● Written request
Every record should be copied exactly, except that pictures are to be omitted.

--- START ---

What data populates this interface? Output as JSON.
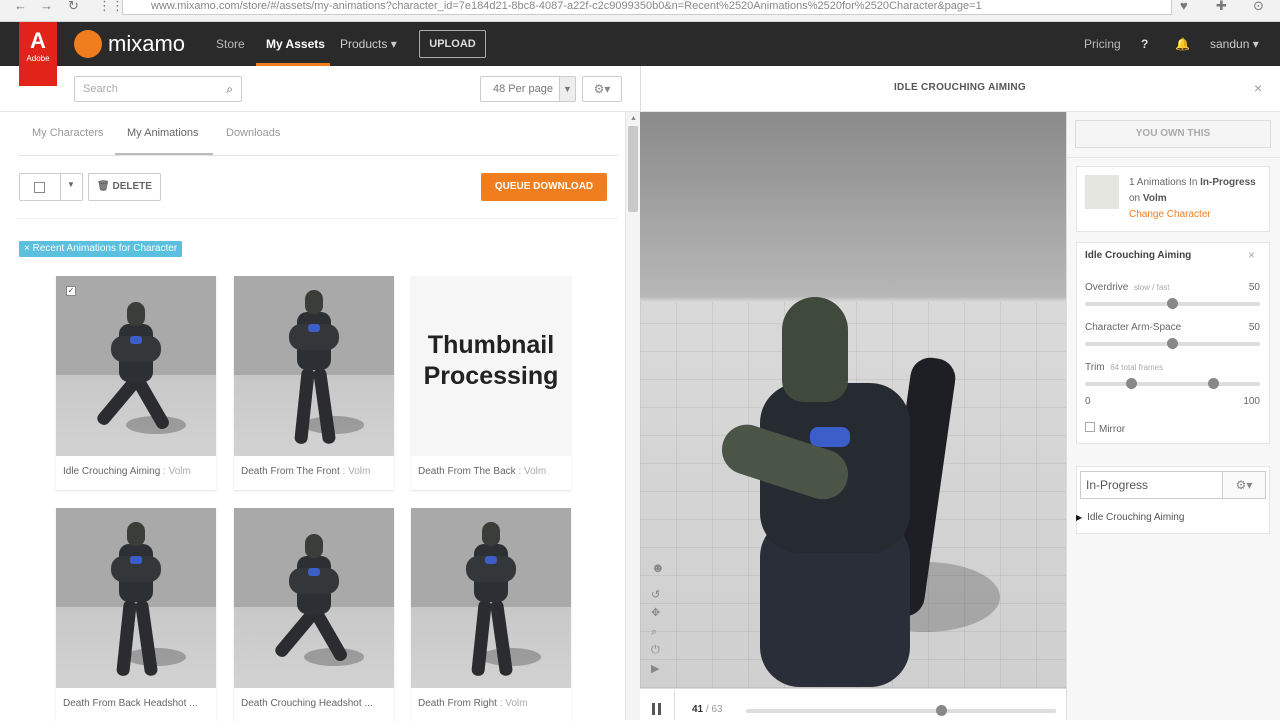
{
  "browser": {
    "url": "www.mixamo.com/store/#/assets/my-animations?character_id=7e184d21-8bc8-4087-a22f-c2c9099350b0&n=Recent%2520Animations%2520for%2520Character&page=1"
  },
  "brand": {
    "adobe_letter": "A",
    "adobe_text": "Adobe",
    "logo_text": "mixamo",
    "accent": "#f07d1e",
    "adobe_red": "#e2231a"
  },
  "nav": {
    "store": "Store",
    "my_assets": "My Assets",
    "products": "Products ▾",
    "upload": "UPLOAD",
    "pricing": "Pricing",
    "help_icon": "?",
    "bell_icon": "🔔",
    "user": "sandun ▾"
  },
  "toolbar": {
    "search_placeholder": "Search",
    "per_page": "48 Per page",
    "gear": "⚙▾"
  },
  "tabs": [
    "My Characters",
    "My Animations",
    "Downloads"
  ],
  "actions": {
    "delete": "🗑 DELETE",
    "queue_download": "QUEUE DOWNLOAD"
  },
  "filter_tag": "× Recent Animations for Character",
  "cards": [
    {
      "title": "Idle Crouching Aiming",
      "char": " : Volm"
    },
    {
      "title": "Death From The Front",
      "char": " : Volm"
    },
    {
      "title": "Death From The Back",
      "char": " : Volm",
      "processing_text": "Thumbnail Processing"
    },
    {
      "title": "Death From Back Headshot ...",
      "char": ""
    },
    {
      "title": "Death Crouching Headshot ...",
      "char": ""
    },
    {
      "title": "Death From Right",
      "char": " : Volm"
    }
  ],
  "viewer": {
    "title": "IDLE CROUCHING AIMING",
    "close": "×",
    "frame_current": "41",
    "frame_total": " / 63",
    "progress_fraction": 0.63
  },
  "sidebar": {
    "own": "YOU OWN THIS",
    "char_count_pre": "1 Animations In ",
    "char_status": "In-Progress",
    "char_on": " on ",
    "char_name": "Volm",
    "change_character": "Change Character",
    "anim_name": "Idle Crouching Aiming",
    "anim_close": "×",
    "overdrive_label": "Overdrive",
    "overdrive_hint": "slow / fast",
    "overdrive_value": "50",
    "armspace_label": "Character Arm-Space",
    "armspace_value": "50",
    "trim_label": "Trim",
    "trim_hint": "64 total frames",
    "trim_min": "0",
    "trim_max": "100",
    "mirror": "Mirror",
    "queue_select": "In-Progress",
    "queue_gear": "⚙▾",
    "queue_item": "Idle Crouching Aiming"
  }
}
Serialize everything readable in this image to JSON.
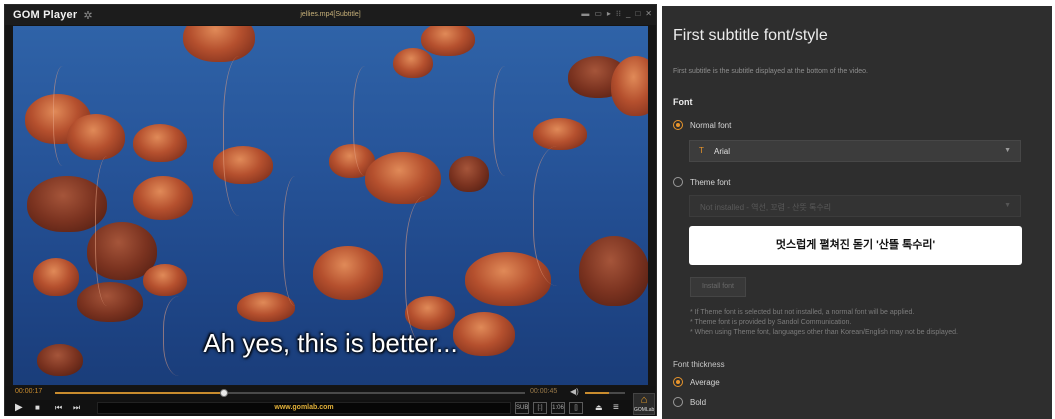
{
  "player": {
    "logo": "GOM Player",
    "window_title": "jellies.mp4[Subtitle]",
    "subtitle_text": "Ah yes, this is better...",
    "time_current": "00:00:17",
    "time_total": "00:00:45",
    "progress_fraction": 0.36,
    "volume_fraction": 0.6,
    "url": "www.gomlab.com",
    "home_label": "GOMLab",
    "subtitle_boxes": [
      "SUB",
      "[:]",
      "1:06",
      "[]"
    ]
  },
  "settings": {
    "title": "First subtitle font/style",
    "description": "First subtitle is the subtitle displayed at the bottom of the video.",
    "font_section": "Font",
    "normal_font_label": "Normal font",
    "normal_font_value": "Arial",
    "theme_font_label": "Theme font",
    "theme_font_value": "Not installed - 역선, 꼬렴 - 산뜻 톡수리",
    "preview_text": "멋스럽게 펼쳐진 돋기 '산뜰 톡수리'",
    "install_button": "Install font",
    "notes": [
      "* If Theme font is selected but not installed, a normal font will be applied.",
      "* Theme font is provided by Sandol Communication.",
      "* When using Theme font, languages other than Korean/English may not be displayed."
    ],
    "thickness_label": "Font thickness",
    "thickness_average": "Average",
    "thickness_bold": "Bold",
    "selected_font_type": "Normal font",
    "selected_thickness": "Average"
  },
  "colors": {
    "accent": "#e8952c",
    "panel_bg": "#2e2e2e",
    "player_bg": "#151515",
    "time_text": "#c98c2e"
  }
}
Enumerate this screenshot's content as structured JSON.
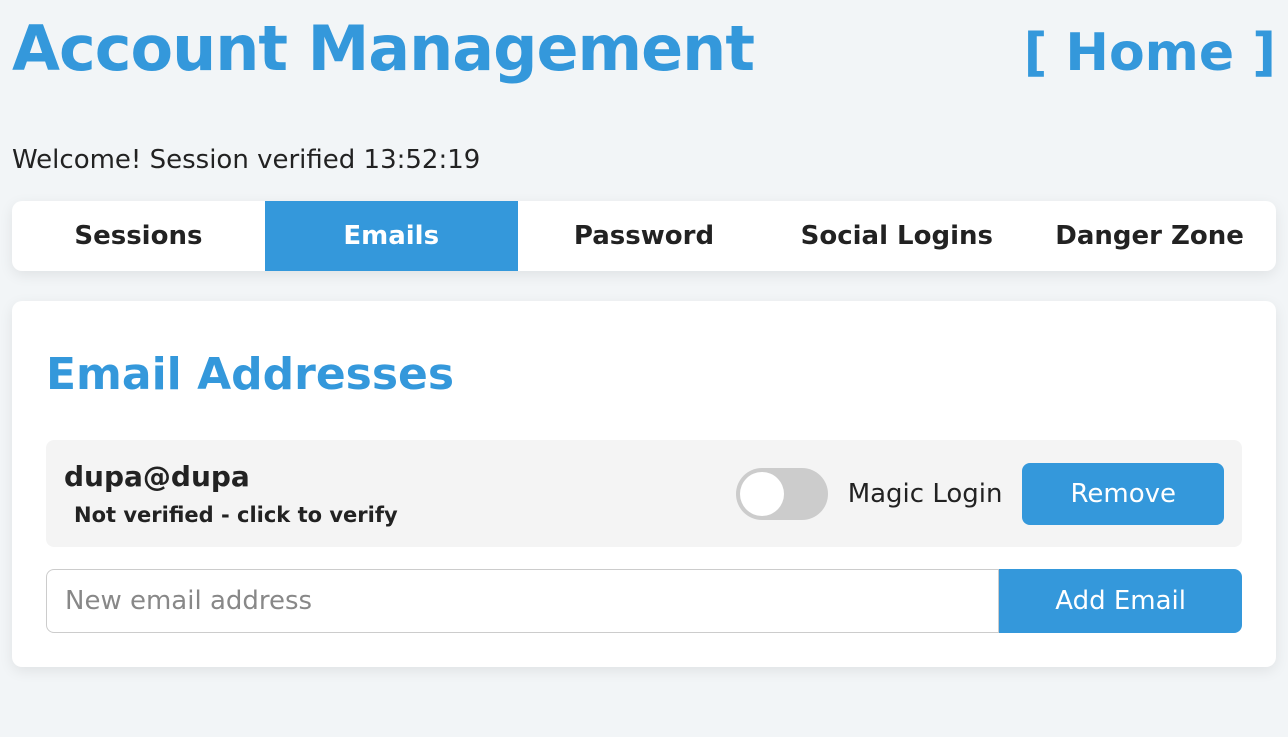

--- END ---

● Finished task
What data populates this interface? Output as JSON.
{
  "browser": {
    "url": "www.mixamo.com/store/#/assets/my-animations?character_id=7e184d21-8bc8-4087-a22f-c2c9099350b0&n=Recent%2520Animations%2520for%2520Character&page=1"
  },
  "brand": {
    "adobe_letter": "A",
    "adobe_text": "Adobe",
    "logo_text": "mixamo",
    "accent": "#f07d1e",
    "adobe_red": "#e2231a"
  },
  "nav": {
    "store": "Store",
    "my_assets": "My Assets",
    "products": "Products ▾",
    "upload": "UPLOAD",
    "pricing": "Pricing",
    "help_icon": "?",
    "bell_icon": "🔔",
    "user": "sandun ▾"
  },
  "toolbar": {
    "search_placeholder": "Search",
    "per_page": "48 Per page",
    "gear": "⚙▾"
  },
  "tabs": [
    "My Characters",
    "My Animations",
    "Downloads"
  ],
  "actions": {
    "delete": "🗑 DELETE",
    "queue_download": "QUEUE DOWNLOAD"
  },
  "filter_tag": "× Recent Animations for Character",
  "cards": [
    {
      "title": "Idle Crouching Aiming",
      "char": " : Volm"
    },
    {
      "title": "Death From The Front",
      "char": " : Volm"
    },
    {
      "title": "Death From The Back",
      "char": " : Volm",
      "processing_text": "Thumbnail Processing"
    },
    {
      "title": "Death From Back Headshot ...",
      "char": ""
    },
    {
      "title": "Death Crouching Headshot ...",
      "char": ""
    },
    {
      "title": "Death From Right",
      "char": " : Volm"
    }
  ],
  "viewer": {
    "title": "IDLE CROUCHING AIMING",
    "close": "×",
    "frame_current": "41",
    "frame_total": " / 63",
    "progress_fraction": 0.63
  },
  "sidebar": {
    "own": "YOU OWN THIS",
    "char_count_pre": "1 Animations In ",
    "char_status": "In-Progress",
    "char_on": " on ",
    "char_name": "Volm",
    "change_character": "Change Character",
    "anim_name": "Idle Crouching Aiming",
    "anim_close": "×",
    "overdrive_label": "Overdrive",
    "overdrive_hint": "slow / fast",
    "overdrive_value": "50",
    "armspace_label": "Character Arm-Space",
    "armspace_value": "50",
    "trim_label": "Trim",
    "trim_hint": "64 total frames",
    "trim_min": "0",
    "trim_max": "100",
    "mirror": "Mirror",
    "queue_select": "In-Progress",
    "queue_gear": "⚙▾",
    "queue_item": "Idle Crouching Aiming"
  }
}
Serialize everything readable in this image to JSON.
{
  "player": {
    "logo": "GOM Player",
    "window_title": "jellies.mp4[Subtitle]",
    "subtitle_text": "Ah yes, this is better...",
    "time_current": "00:00:17",
    "time_total": "00:00:45",
    "progress_fraction": 0.36,
    "volume_fraction": 0.6,
    "url": "www.gomlab.com",
    "home_label": "GOMLab",
    "subtitle_boxes": [
      "SUB",
      "[:]",
      "1:06",
      "[]"
    ]
  },
  "settings": {
    "title": "First subtitle font/style",
    "description": "First subtitle is the subtitle displayed at the bottom of the video.",
    "font_section": "Font",
    "normal_font_label": "Normal font",
    "normal_font_value": "Arial",
    "theme_font_label": "Theme font",
    "theme_font_value": "Not installed - 역선, 꼬렴 - 산뜻 톡수리",
    "preview_text": "멋스럽게 펼쳐진 돋기 '산뜰 톡수리'",
    "install_button": "Install font",
    "notes": [
      "* If Theme font is selected but not installed, a normal font will be applied.",
      "* Theme font is provided by Sandol Communication.",
      "* When using Theme font, languages other than Korean/English may not be displayed."
    ],
    "thickness_label": "Font thickness",
    "thickness_average": "Average",
    "thickness_bold": "Bold",
    "selected_font_type": "Normal font",
    "selected_thickness": "Average"
  },
  "colors": {
    "accent": "#e8952c",
    "panel_bg": "#2e2e2e",
    "player_bg": "#151515",
    "time_text": "#c98c2e"
  }
}
Enumerate this screenshot's content as structured JSON.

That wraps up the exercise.